**** Given entries ****

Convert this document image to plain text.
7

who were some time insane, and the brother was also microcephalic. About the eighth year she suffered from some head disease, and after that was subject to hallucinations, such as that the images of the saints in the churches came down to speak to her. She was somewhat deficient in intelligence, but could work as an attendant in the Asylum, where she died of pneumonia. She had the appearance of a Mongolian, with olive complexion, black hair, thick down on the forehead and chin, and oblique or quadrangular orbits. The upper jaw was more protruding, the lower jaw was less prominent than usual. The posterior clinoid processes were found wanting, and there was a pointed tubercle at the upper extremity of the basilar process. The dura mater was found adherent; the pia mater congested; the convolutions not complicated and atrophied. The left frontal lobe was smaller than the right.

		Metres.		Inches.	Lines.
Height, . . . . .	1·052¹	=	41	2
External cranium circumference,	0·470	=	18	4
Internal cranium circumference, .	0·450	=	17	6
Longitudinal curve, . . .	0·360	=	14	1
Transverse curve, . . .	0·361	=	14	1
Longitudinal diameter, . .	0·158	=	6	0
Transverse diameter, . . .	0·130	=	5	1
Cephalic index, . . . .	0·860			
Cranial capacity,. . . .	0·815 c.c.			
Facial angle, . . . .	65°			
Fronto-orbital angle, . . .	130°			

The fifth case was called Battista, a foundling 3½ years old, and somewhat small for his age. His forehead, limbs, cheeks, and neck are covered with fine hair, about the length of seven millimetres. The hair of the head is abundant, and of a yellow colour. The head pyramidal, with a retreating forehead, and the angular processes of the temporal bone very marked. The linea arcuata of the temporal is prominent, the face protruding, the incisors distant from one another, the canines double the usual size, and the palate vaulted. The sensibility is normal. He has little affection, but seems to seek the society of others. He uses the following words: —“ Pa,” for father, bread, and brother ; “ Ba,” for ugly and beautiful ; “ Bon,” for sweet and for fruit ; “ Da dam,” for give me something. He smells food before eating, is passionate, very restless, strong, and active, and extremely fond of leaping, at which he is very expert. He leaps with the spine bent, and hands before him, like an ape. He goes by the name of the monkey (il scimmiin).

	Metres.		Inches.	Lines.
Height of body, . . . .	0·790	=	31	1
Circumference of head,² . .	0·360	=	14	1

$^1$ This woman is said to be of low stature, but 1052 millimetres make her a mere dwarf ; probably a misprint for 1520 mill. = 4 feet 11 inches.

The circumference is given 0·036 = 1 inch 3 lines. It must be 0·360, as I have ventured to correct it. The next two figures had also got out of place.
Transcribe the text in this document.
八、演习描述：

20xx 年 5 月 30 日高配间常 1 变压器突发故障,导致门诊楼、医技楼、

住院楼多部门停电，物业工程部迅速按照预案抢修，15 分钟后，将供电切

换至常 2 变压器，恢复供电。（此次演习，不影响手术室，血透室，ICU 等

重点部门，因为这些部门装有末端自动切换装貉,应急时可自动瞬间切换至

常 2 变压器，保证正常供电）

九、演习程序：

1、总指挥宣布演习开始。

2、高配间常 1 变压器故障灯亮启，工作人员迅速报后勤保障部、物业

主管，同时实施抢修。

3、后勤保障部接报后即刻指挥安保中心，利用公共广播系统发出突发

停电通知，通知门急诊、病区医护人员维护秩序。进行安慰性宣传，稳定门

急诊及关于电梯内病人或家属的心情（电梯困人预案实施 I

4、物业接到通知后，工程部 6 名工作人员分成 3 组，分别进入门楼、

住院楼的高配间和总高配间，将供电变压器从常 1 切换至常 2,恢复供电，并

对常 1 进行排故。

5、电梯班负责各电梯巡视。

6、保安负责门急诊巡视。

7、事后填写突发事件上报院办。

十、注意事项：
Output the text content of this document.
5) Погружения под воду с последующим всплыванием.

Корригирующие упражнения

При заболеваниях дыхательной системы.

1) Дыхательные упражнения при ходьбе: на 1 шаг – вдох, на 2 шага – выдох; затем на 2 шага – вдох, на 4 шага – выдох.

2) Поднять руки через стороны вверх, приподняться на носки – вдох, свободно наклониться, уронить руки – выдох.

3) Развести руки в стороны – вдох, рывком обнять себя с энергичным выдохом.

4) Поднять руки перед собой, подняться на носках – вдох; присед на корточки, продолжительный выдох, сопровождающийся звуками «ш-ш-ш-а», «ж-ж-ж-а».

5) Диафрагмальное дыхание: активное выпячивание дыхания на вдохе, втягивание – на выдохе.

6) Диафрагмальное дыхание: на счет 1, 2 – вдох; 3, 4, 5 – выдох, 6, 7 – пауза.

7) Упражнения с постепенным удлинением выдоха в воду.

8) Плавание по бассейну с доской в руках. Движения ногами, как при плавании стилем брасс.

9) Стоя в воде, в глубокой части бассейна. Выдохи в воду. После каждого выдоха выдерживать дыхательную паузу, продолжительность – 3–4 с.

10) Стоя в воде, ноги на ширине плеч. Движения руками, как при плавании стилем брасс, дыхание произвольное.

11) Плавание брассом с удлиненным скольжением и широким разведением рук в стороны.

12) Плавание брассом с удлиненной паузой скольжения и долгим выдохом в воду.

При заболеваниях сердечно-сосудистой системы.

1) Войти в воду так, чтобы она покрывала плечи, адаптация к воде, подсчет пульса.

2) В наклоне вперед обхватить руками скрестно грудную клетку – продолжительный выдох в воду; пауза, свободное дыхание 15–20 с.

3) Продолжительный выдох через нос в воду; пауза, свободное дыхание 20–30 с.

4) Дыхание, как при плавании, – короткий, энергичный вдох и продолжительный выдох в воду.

****

Exercise
Reproduce each entry above exactly, keeping every word.

Result for this exercise
Convert this document image to plain text.
7

who were some time insane, and the brother was also microcephalic. About the eighth year she suffered from some head disease, and after that was subject to hallucinations, such as that the images of the saints in the churches came down to speak to her. She was somewhat deficient in intelligence, but could work as an attendant in the Asylum, where she died of pneumonia. She had the appearance of a Mongolian, with olive complexion, black hair, thick down on the forehead and chin, and oblique or quadrangular orbits. The upper jaw was more protruding, the lower jaw was less prominent than usual. The posterior clinoid processes were found wanting, and there was a pointed tubercle at the upper extremity of the basilar process. The dura mater was found adherent; the pia mater congested; the convolutions not complicated and atrophied. The left frontal lobe was smaller than the right.

		Metres.		Inches.	Lines.
Height, . . . . .	1·052¹	=	41	2
External cranium circumference,	0·470	=	18	4
Internal cranium circumference, .	0·450	=	17	6
Longitudinal curve, . . .	0·360	=	14	1
Transverse curve, . . .	0·361	=	14	1
Longitudinal diameter, . .	0·158	=	6	0
Transverse diameter, . . .	0·130	=	5	1
Cephalic index, . . . .	0·860			
Cranial capacity,. . . .	0·815 c.c.			
Facial angle, . . . .	65°			
Fronto-orbital angle, . . .	130°			

The fifth case was called Battista, a foundling 3½ years old, and somewhat small for his age. His forehead, limbs, cheeks, and neck are covered with fine hair, about the length of seven millimetres. The hair of the head is abundant, and of a yellow colour. The head pyramidal, with a retreating forehead, and the angular processes of the temporal bone very marked. The linea arcuata of the temporal is prominent, the face protruding, the incisors distant from one another, the canines double the usual size, and the palate vaulted. The sensibility is normal. He has little affection, but seems to seek the society of others. He uses the following words: —“ Pa,” for father, bread, and brother ; “ Ba,” for ugly and beautiful ; “ Bon,” for sweet and for fruit ; “ Da dam,” for give me something. He smells food before eating, is passionate, very restless, strong, and active, and extremely fond of leaping, at which he is very expert. He leaps with the spine bent, and hands before him, like an ape. He goes by the name of the monkey (il scimmiin).

	Metres.		Inches.	Lines.
Height of body, . . . .	0·790	=	31	1
Circumference of head,² . .	0·360	=	14	1

$^1$ This woman is said to be of low stature, but 1052 millimetres make her a mere dwarf ; probably a misprint for 1520 mill. = 4 feet 11 inches.

The circumference is given 0·036 = 1 inch 3 lines. It must be 0·360, as I have ventured to correct it. The next two figures had also got out of place.
Transcribe the text in this document.
八、演习描述：

20xx 年 5 月 30 日高配间常 1 变压器突发故障,导致门诊楼、医技楼、

住院楼多部门停电，物业工程部迅速按照预案抢修，15 分钟后，将供电切

换至常 2 变压器，恢复供电。（此次演习，不影响手术室，血透室，ICU 等

重点部门，因为这些部门装有末端自动切换装貉,应急时可自动瞬间切换至

常 2 变压器，保证正常供电）

九、演习程序：

1、总指挥宣布演习开始。

2、高配间常 1 变压器故障灯亮启，工作人员迅速报后勤保障部、物业

主管，同时实施抢修。

3、后勤保障部接报后即刻指挥安保中心，利用公共广播系统发出突发

停电通知，通知门急诊、病区医护人员维护秩序。进行安慰性宣传，稳定门

急诊及关于电梯内病人或家属的心情（电梯困人预案实施 I

4、物业接到通知后，工程部 6 名工作人员分成 3 组，分别进入门楼、

住院楼的高配间和总高配间，将供电变压器从常 1 切换至常 2,恢复供电，并

对常 1 进行排故。

5、电梯班负责各电梯巡视。

6、保安负责门急诊巡视。

7、事后填写突发事件上报院办。

十、注意事项：
Output the text content of this document.
5) Погружения под воду с последующим всплыванием.

Корригирующие упражнения

При заболеваниях дыхательной системы.

1) Дыхательные упражнения при ходьбе: на 1 шаг – вдох, на 2 шага – выдох; затем на 2 шага – вдох, на 4 шага – выдох.

2) Поднять руки через стороны вверх, приподняться на носки – вдох, свободно наклониться, уронить руки – выдох.

3) Развести руки в стороны – вдох, рывком обнять себя с энергичным выдохом.

4) Поднять руки перед собой, подняться на носках – вдох; присед на корточки, продолжительный выдох, сопровождающийся звуками «ш-ш-ш-а», «ж-ж-ж-а».

5) Диафрагмальное дыхание: активное выпячивание дыхания на вдохе, втягивание – на выдохе.

6) Диафрагмальное дыхание: на счет 1, 2 – вдох; 3, 4, 5 – выдох, 6, 7 – пауза.

7) Упражнения с постепенным удлинением выдоха в воду.

8) Плавание по бассейну с доской в руках. Движения ногами, как при плавании стилем брасс.

9) Стоя в воде, в глубокой части бассейна. Выдохи в воду. После каждого выдоха выдерживать дыхательную паузу, продолжительность – 3–4 с.

10) Стоя в воде, ноги на ширине плеч. Движения руками, как при плавании стилем брасс, дыхание произвольное.

11) Плавание брассом с удлиненным скольжением и широким разведением рук в стороны.

12) Плавание брассом с удлиненной паузой скольжения и долгим выдохом в воду.

При заболеваниях сердечно-сосудистой системы.

1) Войти в воду так, чтобы она покрывала плечи, адаптация к воде, подсчет пульса.

2) В наклоне вперед обхватить руками скрестно грудную клетку – продолжительный выдох в воду; пауза, свободное дыхание 15–20 с.

3) Продолжительный выдох через нос в воду; пауза, свободное дыхание 20–30 с.

4) Дыхание, как при плавании, – короткий, энергичный вдох и продолжительный выдох в воду.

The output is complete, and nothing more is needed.